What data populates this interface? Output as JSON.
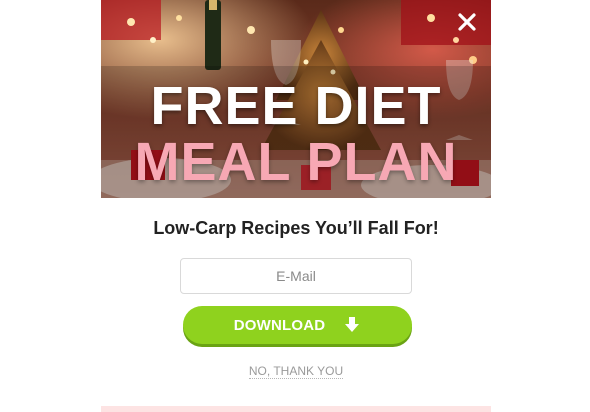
{
  "popup": {
    "hero": {
      "title_line1": "FREE DIET",
      "title_line2": "MEAL PLAN",
      "title_line1_color": "#ffffff",
      "title_line2_color": "#f7a8b4"
    },
    "close_icon": "close-icon",
    "tagline": "Low-Carp Recipes You’ll Fall For!",
    "email": {
      "placeholder": "E-Mail",
      "value": ""
    },
    "download_button": {
      "label": "DOWNLOAD",
      "icon": "download-arrow-icon",
      "color": "#8fd21e"
    },
    "decline_link": "NO, THANK YOU"
  }
}
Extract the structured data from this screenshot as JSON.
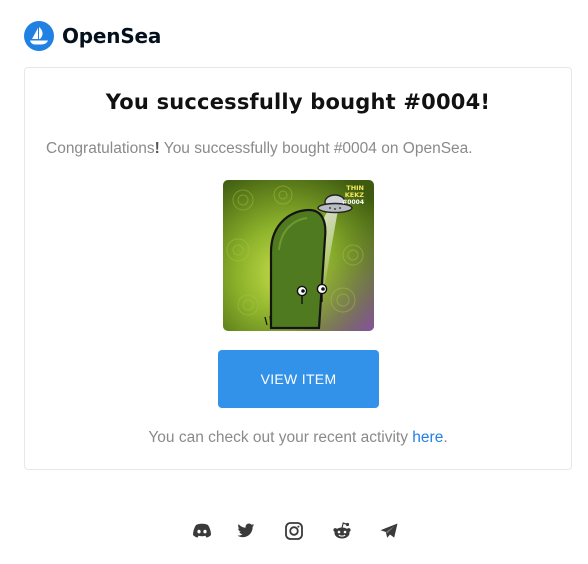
{
  "brand": {
    "name": "OpenSea",
    "color": "#2081e2"
  },
  "email": {
    "title": "You successfully bought #0004!",
    "message_start": "Congratulations",
    "message_bang": "!",
    "message_end": " You successfully bought #0004 on OpenSea.",
    "nft": {
      "label_line1": "THIN",
      "label_line2": "KEKZ",
      "label_line3": "#0004"
    },
    "button_label": "VIEW ITEM",
    "button_color": "#3291e9",
    "activity_text": "You can check out your recent activity ",
    "activity_link": "here",
    "activity_end": "."
  },
  "footer": {
    "social_icons": [
      "discord-icon",
      "twitter-icon",
      "instagram-icon",
      "reddit-icon",
      "telegram-icon"
    ]
  }
}
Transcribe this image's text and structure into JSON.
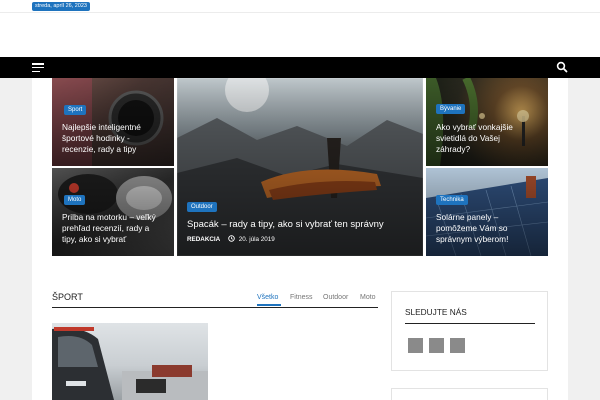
{
  "topbar": {
    "date": "streda, apríl 26, 2023"
  },
  "nav": {
    "menu_icon": "hamburger-icon",
    "search_icon": "search-icon"
  },
  "featured": [
    {
      "category": "Sport",
      "title_lines": [
        "Najlepšie inteligentné",
        "športové hodinky -",
        "recenzie, rady a tipy"
      ]
    },
    {
      "category": "Moto",
      "title_lines": [
        "Prilba na motorku – veľký",
        "prehľad recenzií, rady a",
        "tipy, ako si vybrať"
      ]
    },
    {
      "category": "Outdoor",
      "title": "Spacák – rady a tipy, ako si vybrať ten správny",
      "author": "REDAKCIA",
      "date": "20. júla 2019",
      "clock_icon": "clock-icon"
    },
    {
      "category": "Bývanie",
      "title_lines": [
        "Ako vybrať vonkajšie",
        "svietidlá do Vašej",
        "záhrady?"
      ]
    },
    {
      "category": "Technika",
      "title_lines": [
        "Solárne panely –",
        "pomôžeme Vám so",
        "správnym výberom!"
      ]
    }
  ],
  "section": {
    "title": "ŠPORT",
    "tabs": [
      "Všetko",
      "Fitness",
      "Outdoor",
      "Moto"
    ],
    "active_tab": "Všetko"
  },
  "sidebar": {
    "title": "SLEDUJTE NÁS",
    "social_icons": [
      "facebook-icon",
      "twitter-icon",
      "instagram-icon"
    ]
  },
  "colors": {
    "accent": "#1e73be",
    "nav_bg": "#000000"
  }
}
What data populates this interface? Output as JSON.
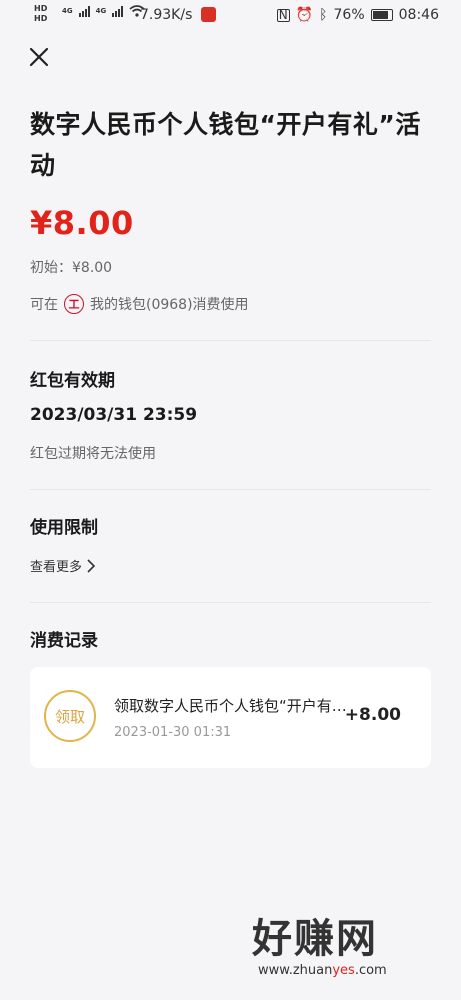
{
  "status_bar": {
    "net_speed": "7.93K/s",
    "battery": "76%",
    "time": "08:46",
    "network": "4G"
  },
  "header": {
    "title": "数字人民币个人钱包“开户有礼”活动"
  },
  "red_packet": {
    "amount": "¥8.00",
    "initial": "初始：¥8.00",
    "usable_prefix": "可在",
    "wallet": "我的钱包(0968)消费使用",
    "bank_icon_text": "工"
  },
  "validity": {
    "title": "红包有效期",
    "date": "2023/03/31 23:59",
    "note": "红包过期将无法使用"
  },
  "restriction": {
    "title": "使用限制",
    "more": "查看更多"
  },
  "records": {
    "title": "消费记录",
    "items": [
      {
        "badge": "领取",
        "title": "领取数字人民币个人钱包“开户有礼”活动",
        "time": "2023-01-30 01:31",
        "amount": "+8.00"
      }
    ]
  },
  "watermark": {
    "brand": "好赚网",
    "url_prefix": "www.zhuan",
    "url_highlight": "yes",
    "url_suffix": ".com"
  },
  "colors": {
    "accent": "#e2231a",
    "badge": "#d9a441",
    "background": "#f5f5f7"
  }
}
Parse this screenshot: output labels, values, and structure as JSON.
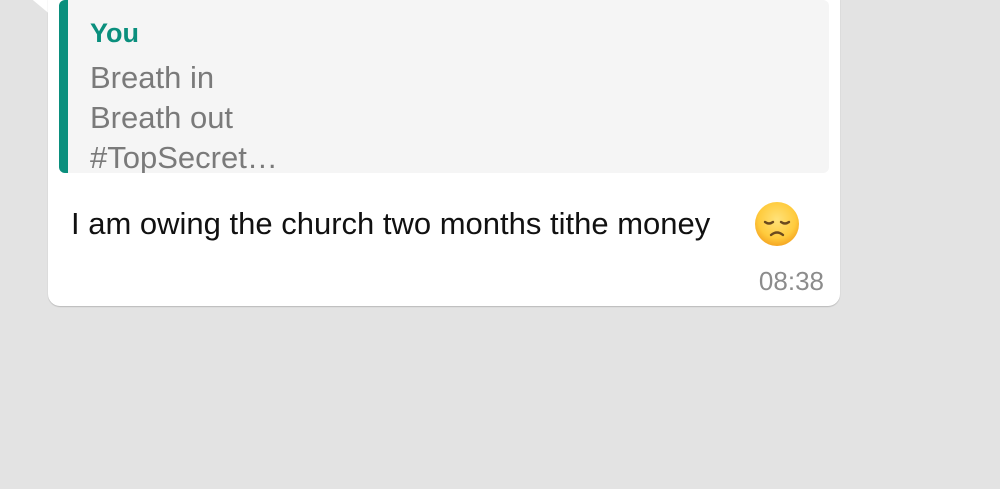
{
  "message": {
    "quote": {
      "author": "You",
      "lines": [
        "Breath in",
        "Breath out",
        "#TopSecret…"
      ]
    },
    "text": "I am owing the church two months tithe money",
    "emoji": "pensive-face",
    "time": "08:38"
  },
  "colors": {
    "background": "#e3e3e3",
    "bubble": "#ffffff",
    "quote_background": "#f5f5f5",
    "quote_accent": "#0a8f7d",
    "quote_text": "#7a7a7a",
    "message_text": "#111111",
    "timestamp": "#8c8c8c"
  }
}
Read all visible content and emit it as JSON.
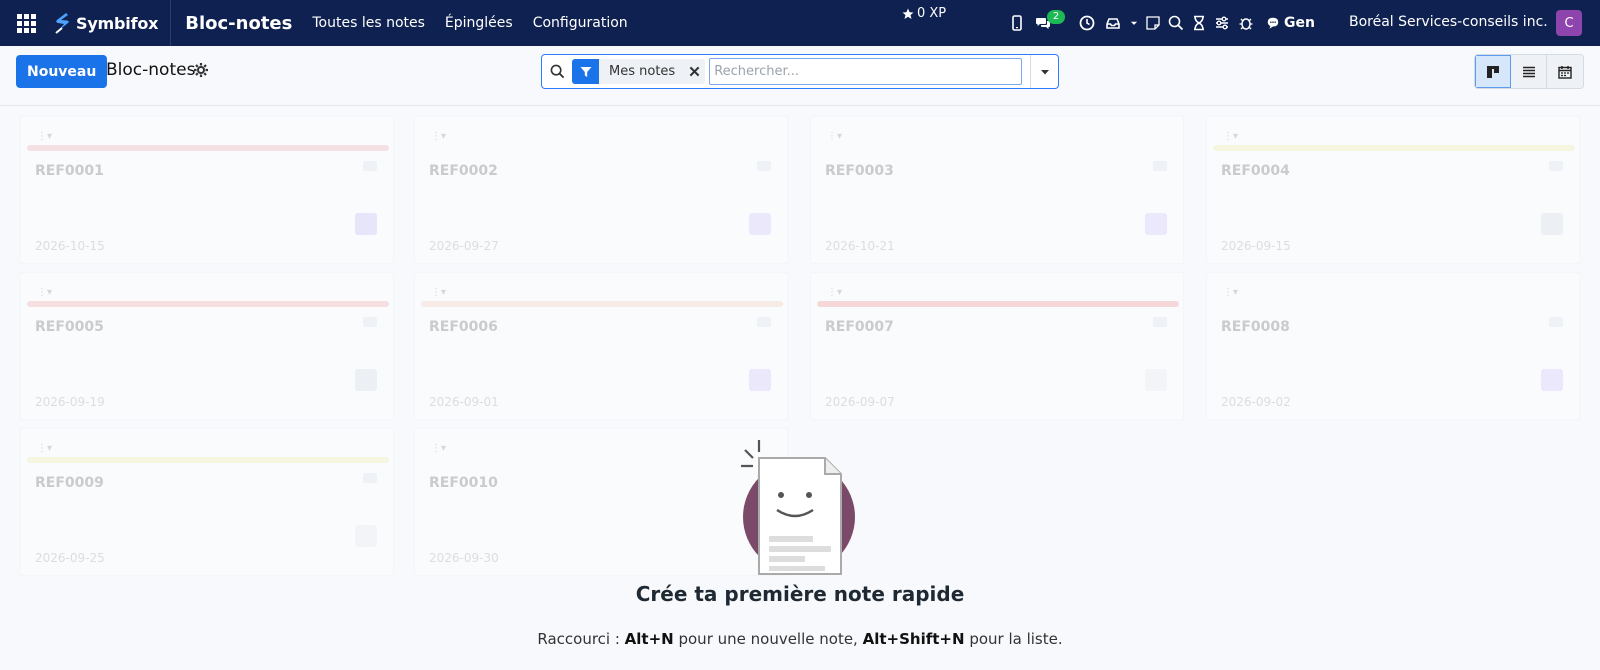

◇ ◇ ◇

*What is expected*
Reproduce all the entries that precede this task, word for word, minus any pictures.

*Response to this task*
What data populates this interface? Output as JSON.
{
  "popup": {
    "hero": {
      "title_line1": "FREE DIET",
      "title_line2": "MEAL PLAN",
      "title_line1_color": "#ffffff",
      "title_line2_color": "#f7a8b4"
    },
    "close_icon": "close-icon",
    "tagline": "Low-Carp Recipes You’ll Fall For!",
    "email": {
      "placeholder": "E-Mail",
      "value": ""
    },
    "download_button": {
      "label": "DOWNLOAD",
      "icon": "download-arrow-icon",
      "color": "#8fd21e"
    },
    "decline_link": "NO, THANK YOU"
  }
}
Extract the structured data from this screenshot as JSON.
{
  "brand": {
    "name": "OpenSea",
    "color": "#2081e2"
  },
  "email": {
    "title": "You successfully bought #0004!",
    "message_start": "Congratulations",
    "message_bang": "!",
    "message_end": " You successfully bought #0004 on OpenSea.",
    "nft": {
      "label_line1": "THIN",
      "label_line2": "KEKZ",
      "label_line3": "#0004"
    },
    "button_label": "VIEW ITEM",
    "button_color": "#3291e9",
    "activity_text": "You can check out your recent activity ",
    "activity_link": "here",
    "activity_end": "."
  },
  "footer": {
    "social_icons": [
      "discord-icon",
      "twitter-icon",
      "instagram-icon",
      "reddit-icon",
      "telegram-icon"
    ]
  }
}
Transcribe this image's text and structure into JSON.
{
  "topbar": {
    "date": "streda, apríl 26, 2023"
  },
  "nav": {
    "menu_icon": "hamburger-icon",
    "search_icon": "search-icon"
  },
  "featured": [
    {
      "category": "Sport",
      "title_lines": [
        "Najlepšie inteligentné",
        "športové hodinky -",
        "recenzie, rady a tipy"
      ]
    },
    {
      "category": "Moto",
      "title_lines": [
        "Prilba na motorku – veľký",
        "prehľad recenzií, rady a",
        "tipy, ako si vybrať"
      ]
    },
    {
      "category": "Outdoor",
      "title": "Spacák – rady a tipy, ako si vybrať ten správny",
      "author": "REDAKCIA",
      "date": "20. júla 2019",
      "clock_icon": "clock-icon"
    },
    {
      "category": "Bývanie",
      "title_lines": [
        "Ako vybrať vonkajšie",
        "svietidlá do Vašej",
        "záhrady?"
      ]
    },
    {
      "category": "Technika",
      "title_lines": [
        "Solárne panely –",
        "pomôžeme Vám so",
        "správnym výberom!"
      ]
    }
  ],
  "section": {
    "title": "ŠPORT",
    "tabs": [
      "Všetko",
      "Fitness",
      "Outdoor",
      "Moto"
    ],
    "active_tab": "Všetko"
  },
  "sidebar": {
    "title": "SLEDUJTE NÁS",
    "social_icons": [
      "facebook-icon",
      "twitter-icon",
      "instagram-icon"
    ]
  },
  "colors": {
    "accent": "#1e73be",
    "nav_bg": "#000000"
  }
}
What data populates this interface? Output as JSON.
{
  "status_bar": {
    "net_speed": "7.93K/s",
    "battery": "76%",
    "time": "08:46",
    "network": "4G"
  },
  "header": {
    "title": "数字人民币个人钱包“开户有礼”活动"
  },
  "red_packet": {
    "amount": "¥8.00",
    "initial": "初始：¥8.00",
    "usable_prefix": "可在",
    "wallet": "我的钱包(0968)消费使用",
    "bank_icon_text": "工"
  },
  "validity": {
    "title": "红包有效期",
    "date": "2023/03/31 23:59",
    "note": "红包过期将无法使用"
  },
  "restriction": {
    "title": "使用限制",
    "more": "查看更多"
  },
  "records": {
    "title": "消费记录",
    "items": [
      {
        "badge": "领取",
        "title": "领取数字人民币个人钱包“开户有礼”活动",
        "time": "2023-01-30 01:31",
        "amount": "+8.00"
      }
    ]
  },
  "watermark": {
    "brand": "好赚网",
    "url_prefix": "www.zhuan",
    "url_highlight": "yes",
    "url_suffix": ".com"
  },
  "colors": {
    "accent": "#e2231a",
    "badge": "#d9a441",
    "background": "#f5f5f7"
  }
}
Parse this screenshot: output labels, values, and structure as JSON.
{
  "message": {
    "quote": {
      "author": "You",
      "lines": [
        "Breath in",
        "Breath out",
        "#TopSecret…"
      ]
    },
    "text": "I am owing the church two months tithe money",
    "emoji": "pensive-face",
    "time": "08:38"
  },
  "colors": {
    "background": "#e3e3e3",
    "bubble": "#ffffff",
    "quote_background": "#f5f5f5",
    "quote_accent": "#0a8f7d",
    "quote_text": "#7a7a7a",
    "message_text": "#111111",
    "timestamp": "#8c8c8c"
  }
}
Read all visible content and emit it as JSON.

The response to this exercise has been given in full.